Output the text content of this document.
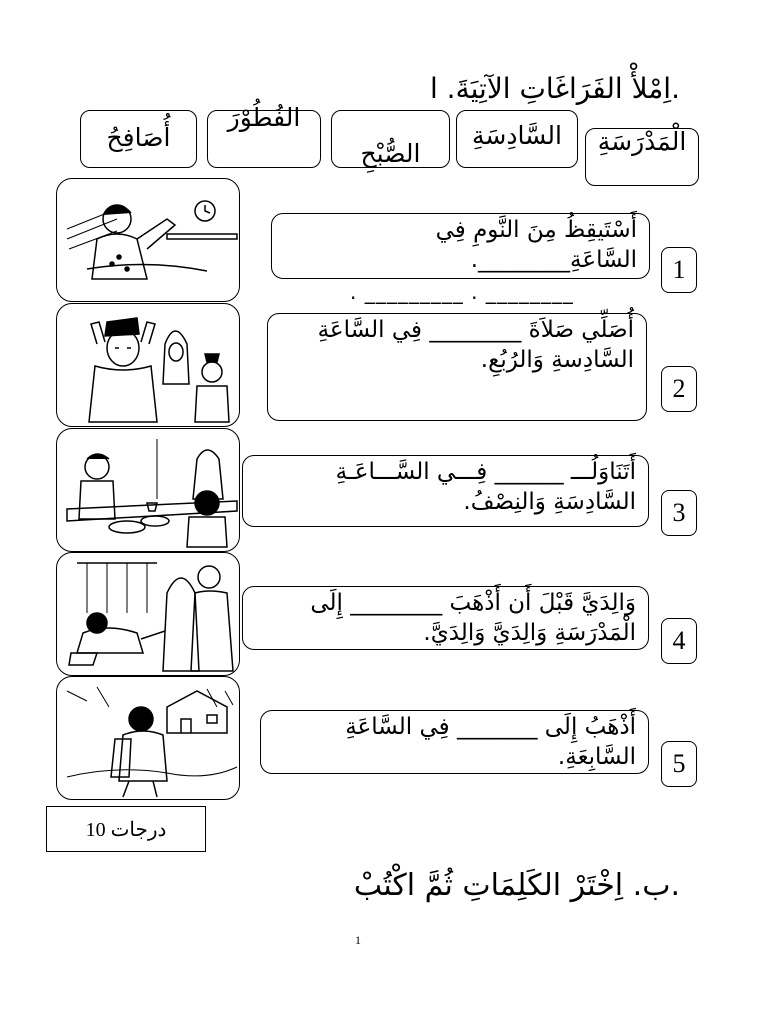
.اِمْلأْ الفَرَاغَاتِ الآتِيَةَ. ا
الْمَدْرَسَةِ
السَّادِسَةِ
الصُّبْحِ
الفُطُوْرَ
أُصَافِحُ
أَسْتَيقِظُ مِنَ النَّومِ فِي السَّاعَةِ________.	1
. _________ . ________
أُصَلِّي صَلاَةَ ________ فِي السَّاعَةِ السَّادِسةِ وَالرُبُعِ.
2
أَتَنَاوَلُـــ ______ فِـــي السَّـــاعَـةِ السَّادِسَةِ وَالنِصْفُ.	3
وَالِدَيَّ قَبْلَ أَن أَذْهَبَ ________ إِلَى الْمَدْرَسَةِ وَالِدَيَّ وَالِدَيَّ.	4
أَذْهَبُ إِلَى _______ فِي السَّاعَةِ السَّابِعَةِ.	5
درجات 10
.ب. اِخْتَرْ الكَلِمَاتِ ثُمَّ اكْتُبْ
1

* _WHAT TO WORK ON_: Restate the whole listing above exactly, please, omitting every image.

* _FULL SOLUTION_:
Output the text content of this document.
.اِمْلأْ الفَرَاغَاتِ الآتِيَةَ. ا
الْمَدْرَسَةِ
السَّادِسَةِ
الصُّبْحِ
الفُطُوْرَ
أُصَافِحُ
أَسْتَيقِظُ مِنَ النَّومِ فِي السَّاعَةِ________.	1
. _________ . ________
أُصَلِّي صَلاَةَ ________ فِي السَّاعَةِ السَّادِسةِ وَالرُبُعِ.
2
أَتَنَاوَلُـــ ______ فِـــي السَّـــاعَـةِ السَّادِسَةِ وَالنِصْفُ.	3
وَالِدَيَّ قَبْلَ أَن أَذْهَبَ ________ إِلَى الْمَدْرَسَةِ وَالِدَيَّ وَالِدَيَّ.	4
أَذْهَبُ إِلَى _______ فِي السَّاعَةِ السَّابِعَةِ.	5
درجات 10
.ب. اِخْتَرْ الكَلِمَاتِ ثُمَّ اكْتُبْ
1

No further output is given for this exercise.